* _TEXT SEGMENT_:

────────

In MR CLEAN (Multicenter Randomized Clinical Trial of Endovascular Treatment for Acute Ischemic Stroke in the Netherlands) (N. Engl. J. Med. 2015;372:11-20), 216 acute ischemic stroke patients underwent intra-arterial treatment following randomization. Among these patients, 79 were treated with general anesthesia and 137 with nongeneral anesthesia. The anesthesia choice was made on a case-by-case basis by each participating interventionalist.
The study’s primary endpoint – 90-day status rated as a good function based on a modified Rankin sale score of 0-2 – occurred in 38% of the intra-arterial patients treated with nongeneral anesthesia, 23% of the intra-arterial patients treated with general anesthesia, and 19% among the control patients who received standard treatment without intra-arterial intervention.
“The effect on outcome that we found with intra-arterial treatment in MR CLEAN was not observed in the subgroup of patients treated with general anesthesia,” said Dr. Olvert A. Berkhemer at the International Stroke Conference. The analysis also showed that patients in the general and nongeneral anesthesia subgroups had similar stroke severity as measured by their National Institutes of Health Stroke Scale score, said Dr. Berkhemer, a researcher at the Academic Medical Center in Amsterdam.

────────

* _DATA SHOWN_:
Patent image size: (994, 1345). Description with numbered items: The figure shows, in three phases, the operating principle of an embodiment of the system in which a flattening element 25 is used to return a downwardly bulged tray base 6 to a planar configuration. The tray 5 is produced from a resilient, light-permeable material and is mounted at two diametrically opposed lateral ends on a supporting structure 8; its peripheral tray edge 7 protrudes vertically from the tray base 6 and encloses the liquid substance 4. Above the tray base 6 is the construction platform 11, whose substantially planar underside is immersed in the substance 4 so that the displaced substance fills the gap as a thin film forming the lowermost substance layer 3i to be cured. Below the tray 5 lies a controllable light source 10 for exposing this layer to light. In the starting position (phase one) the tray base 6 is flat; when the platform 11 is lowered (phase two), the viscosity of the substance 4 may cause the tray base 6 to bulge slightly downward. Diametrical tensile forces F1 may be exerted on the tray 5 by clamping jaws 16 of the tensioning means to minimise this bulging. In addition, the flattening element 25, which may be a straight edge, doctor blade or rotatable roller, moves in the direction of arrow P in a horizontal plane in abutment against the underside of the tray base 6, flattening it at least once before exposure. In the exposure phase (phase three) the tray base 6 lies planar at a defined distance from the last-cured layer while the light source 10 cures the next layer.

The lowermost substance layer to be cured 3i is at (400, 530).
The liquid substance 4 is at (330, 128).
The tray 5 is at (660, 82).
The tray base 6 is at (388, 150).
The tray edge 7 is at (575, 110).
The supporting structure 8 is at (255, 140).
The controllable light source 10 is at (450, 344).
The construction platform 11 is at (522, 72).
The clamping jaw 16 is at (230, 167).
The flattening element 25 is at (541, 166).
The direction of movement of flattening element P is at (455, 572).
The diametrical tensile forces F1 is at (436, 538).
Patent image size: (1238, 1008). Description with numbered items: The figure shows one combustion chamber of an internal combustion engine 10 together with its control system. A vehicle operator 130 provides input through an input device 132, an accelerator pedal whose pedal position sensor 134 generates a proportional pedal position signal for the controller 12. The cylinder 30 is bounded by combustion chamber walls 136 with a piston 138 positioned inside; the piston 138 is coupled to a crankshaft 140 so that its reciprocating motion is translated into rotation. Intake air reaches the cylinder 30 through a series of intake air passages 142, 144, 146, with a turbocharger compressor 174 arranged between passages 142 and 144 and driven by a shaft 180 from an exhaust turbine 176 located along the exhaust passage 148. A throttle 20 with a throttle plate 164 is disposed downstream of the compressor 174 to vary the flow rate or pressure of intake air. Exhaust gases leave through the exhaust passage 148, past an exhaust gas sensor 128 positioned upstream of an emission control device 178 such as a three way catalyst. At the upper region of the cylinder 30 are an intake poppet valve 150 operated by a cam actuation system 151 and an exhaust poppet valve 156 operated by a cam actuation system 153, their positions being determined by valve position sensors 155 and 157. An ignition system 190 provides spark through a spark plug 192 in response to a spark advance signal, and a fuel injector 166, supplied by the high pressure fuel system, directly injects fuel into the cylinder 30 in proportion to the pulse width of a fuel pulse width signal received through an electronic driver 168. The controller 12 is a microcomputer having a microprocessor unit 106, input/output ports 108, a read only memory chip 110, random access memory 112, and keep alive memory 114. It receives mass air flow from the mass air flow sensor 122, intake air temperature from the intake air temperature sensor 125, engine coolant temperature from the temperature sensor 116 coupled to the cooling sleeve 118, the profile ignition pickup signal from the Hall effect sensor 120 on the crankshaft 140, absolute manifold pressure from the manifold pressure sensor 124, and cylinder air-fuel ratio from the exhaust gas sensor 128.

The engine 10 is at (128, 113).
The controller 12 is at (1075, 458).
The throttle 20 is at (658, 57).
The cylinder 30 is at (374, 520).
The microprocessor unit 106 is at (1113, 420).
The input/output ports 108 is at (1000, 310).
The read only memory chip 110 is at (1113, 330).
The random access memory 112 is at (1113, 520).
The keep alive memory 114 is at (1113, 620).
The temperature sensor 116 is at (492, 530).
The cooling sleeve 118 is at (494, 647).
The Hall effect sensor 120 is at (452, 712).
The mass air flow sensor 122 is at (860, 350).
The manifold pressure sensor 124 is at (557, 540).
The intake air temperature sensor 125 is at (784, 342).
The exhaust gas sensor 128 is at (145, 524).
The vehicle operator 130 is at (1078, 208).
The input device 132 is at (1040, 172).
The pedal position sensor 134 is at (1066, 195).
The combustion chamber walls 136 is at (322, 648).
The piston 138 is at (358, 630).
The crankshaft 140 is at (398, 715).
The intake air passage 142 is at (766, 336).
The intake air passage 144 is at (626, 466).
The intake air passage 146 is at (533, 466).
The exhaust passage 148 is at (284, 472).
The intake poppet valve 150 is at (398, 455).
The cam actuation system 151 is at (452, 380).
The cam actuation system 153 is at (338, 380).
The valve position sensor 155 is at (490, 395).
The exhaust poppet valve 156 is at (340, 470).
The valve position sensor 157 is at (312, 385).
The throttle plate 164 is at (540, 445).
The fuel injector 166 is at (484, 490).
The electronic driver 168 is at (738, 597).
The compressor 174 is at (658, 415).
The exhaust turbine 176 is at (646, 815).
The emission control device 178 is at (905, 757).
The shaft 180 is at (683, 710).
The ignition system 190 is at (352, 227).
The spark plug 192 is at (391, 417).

────────

* _PROBLEM SET_:
• A. Name each group whose rate of the primary endpoint the MR CLEAN text reports, with that group's percentage.
• B. According to the MR CLEAN text, how was the choice of anesthesia made?
• C. Reproduce everything in the MR CLEAN text from "In MR CLEAN (Multicenter" down to "without intra-arterial intervention.".
The entries have no connection to the MR CLEAN text.

* _SOLUTION LIST_:
• A.
- Intra-arterial patients treated with nongeneral anesthesia: 38%
- Intra-arterial patients treated with general anesthesia: 23%
- Control patients who received standard treatment without intra-arterial intervention: 19%

• B. Each participating interventionalist made it on a case-by-case basis.

• C.
In MR CLEAN (Multicenter Randomized Clinical Trial of Endovascular Treatment for Acute Ischemic Stroke in the Netherlands) (N. Engl. J. Med. 2015;372:11-20), 216 acute ischemic stroke patients underwent intra-arterial treatment following randomization. Among these patients, 79 were treated with general anesthesia and 137 with nongeneral anesthesia. The anesthesia choice was made on a case-by-case basis by each participating interventionalist.
The study’s primary endpoint – 90-day status rated as a good function based on a modified Rankin sale score of 0-2 – occurred in 38% of the intra-arterial patients treated with nongeneral anesthesia, 23% of the intra-arterial patients treated with general anesthesia, and 19% among the control patients who received standard treatment without intra-arterial intervention.